-- BEGIN EXCERPT --

Titel
Arming against Hitler. France and the Limits of Military Planning


Autor(en)
Kiesling, Eugenia
Erschienen
Anzahl Seiten
Pp. 260
Preis
Cloth US-$35.00
Rezensiert für H-Soz-Kult von
Agnes Peterson

After more than fifty years, the collapse of France's armed forces before the German onslaught in May 1940 still seems enigmatic, since the French army enjoyed a superior reputation. Eugenia C. Kiesling, a Ford Fellow and Assistant Professor at the US Military Academy, has produced a detailed study of pre-war French military planning based on extensive research in French, British and American archives. Initially the author wanted to understand the inadequacy of French strategic thinking in the 1930s, but she came to see that the proper object of study was not what France ought to have done in some abstract sense, but what determined the choices that the French made (xiii). Her conclusion states the French problem in a nutshell: "In spite of French efforts to prepare a national defense formidable enough to win a war that Germany was not deterred from starting, the six week campaign of 10 May through 25 June l940 produced the very catastrophe against which French national defense organization, defensive preparations and military doctrine had meant to guarantee" (173).

-- END EXCERPT --

### INSTRUCTIONS
1. According to the review of the book on French military planning, which archives did Kiesling draw on for her research?
2. Carry on with the review of the book on French military planning from its last sentence.
The items that come after this review are not needed for anything here.

-- BEGIN PROVIDED DATA --

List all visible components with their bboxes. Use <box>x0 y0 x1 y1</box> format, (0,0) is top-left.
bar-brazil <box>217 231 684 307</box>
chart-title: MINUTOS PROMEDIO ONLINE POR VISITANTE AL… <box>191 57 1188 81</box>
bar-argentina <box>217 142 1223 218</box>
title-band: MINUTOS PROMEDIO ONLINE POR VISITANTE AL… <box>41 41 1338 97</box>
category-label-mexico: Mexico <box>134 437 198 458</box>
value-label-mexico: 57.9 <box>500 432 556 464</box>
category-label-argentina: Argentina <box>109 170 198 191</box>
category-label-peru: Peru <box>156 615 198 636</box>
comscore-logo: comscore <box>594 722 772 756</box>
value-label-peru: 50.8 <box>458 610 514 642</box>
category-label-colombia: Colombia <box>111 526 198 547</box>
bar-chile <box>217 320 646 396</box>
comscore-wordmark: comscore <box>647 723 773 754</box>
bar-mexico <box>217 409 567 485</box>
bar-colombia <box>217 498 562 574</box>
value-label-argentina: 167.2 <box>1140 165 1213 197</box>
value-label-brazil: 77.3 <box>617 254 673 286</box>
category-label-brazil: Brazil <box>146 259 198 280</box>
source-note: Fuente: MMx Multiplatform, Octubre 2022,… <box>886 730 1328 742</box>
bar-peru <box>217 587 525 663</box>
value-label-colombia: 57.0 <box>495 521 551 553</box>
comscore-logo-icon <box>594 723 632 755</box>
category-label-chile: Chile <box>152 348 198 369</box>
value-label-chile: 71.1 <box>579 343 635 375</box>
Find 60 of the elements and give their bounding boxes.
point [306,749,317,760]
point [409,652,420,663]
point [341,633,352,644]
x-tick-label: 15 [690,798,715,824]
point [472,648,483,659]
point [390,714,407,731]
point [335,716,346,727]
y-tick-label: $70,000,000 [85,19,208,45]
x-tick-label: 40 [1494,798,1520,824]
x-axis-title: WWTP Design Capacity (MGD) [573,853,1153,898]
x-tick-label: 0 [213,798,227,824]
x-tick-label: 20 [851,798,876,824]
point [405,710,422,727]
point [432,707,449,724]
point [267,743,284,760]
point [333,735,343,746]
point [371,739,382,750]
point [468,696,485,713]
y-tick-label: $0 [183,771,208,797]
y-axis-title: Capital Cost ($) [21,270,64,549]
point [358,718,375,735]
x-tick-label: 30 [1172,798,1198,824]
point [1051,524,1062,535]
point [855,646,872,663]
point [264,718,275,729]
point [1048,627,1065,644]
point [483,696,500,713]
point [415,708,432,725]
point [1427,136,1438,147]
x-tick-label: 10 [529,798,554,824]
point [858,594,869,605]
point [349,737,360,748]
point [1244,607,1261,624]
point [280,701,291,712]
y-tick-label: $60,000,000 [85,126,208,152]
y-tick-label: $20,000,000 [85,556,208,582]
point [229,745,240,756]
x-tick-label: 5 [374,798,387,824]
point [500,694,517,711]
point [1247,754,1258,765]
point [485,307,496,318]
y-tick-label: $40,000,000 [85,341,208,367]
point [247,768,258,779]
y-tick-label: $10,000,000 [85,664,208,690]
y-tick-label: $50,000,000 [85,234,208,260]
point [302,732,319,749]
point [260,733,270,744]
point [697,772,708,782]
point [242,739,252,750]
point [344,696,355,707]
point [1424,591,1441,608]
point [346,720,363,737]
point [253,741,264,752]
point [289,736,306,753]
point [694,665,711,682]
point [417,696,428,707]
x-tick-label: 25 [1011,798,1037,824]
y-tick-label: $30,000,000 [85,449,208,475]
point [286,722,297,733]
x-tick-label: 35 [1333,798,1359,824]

-- END PROVIDED DATA --

### ANSWERS
1. She drew on French, British and American archives.

2.
In six densely argued, brilliantly written chapters, Kiesling states her arguments and research findings. She explains that France's interwar "stalemate society" (Stanley Hoffmann's phrase) did not permit a different kind of strategic planning. Peacetime planning for a war that France would only fight if forced harkened back to the successful conclusion of World War I even though "victory in the Great War went to the side where greater resources produced bigger battalions" (12). But now the greater resources and the bigger battalions were not forthcoming. Endless parliamentary battles ensued over conscription, and by 1928 no effective national mobilization plan had been crafted. In the Chamber of Deputies the army was seen as power-hungry, socially divisive and politically conservative, while the military establishment looked with open disfavor on civilian interference, particularly among the left leaning deputies.

In the first chapter the author discusses the framework of a national organizational law which was only established after two decades of parliamentary effort in July 1938. "The French leaders," she argues, "could insist that the prospect of total war required peacetime preparation for the dedication to the national effort of the nation's collective human and material resources but accept a wartime organization law that excluded women, largely protected private property, left unchallenged the particularism of the separate armed forces and entrusted the necessary preparatory measures to an inadequate national security infrastructure" (40).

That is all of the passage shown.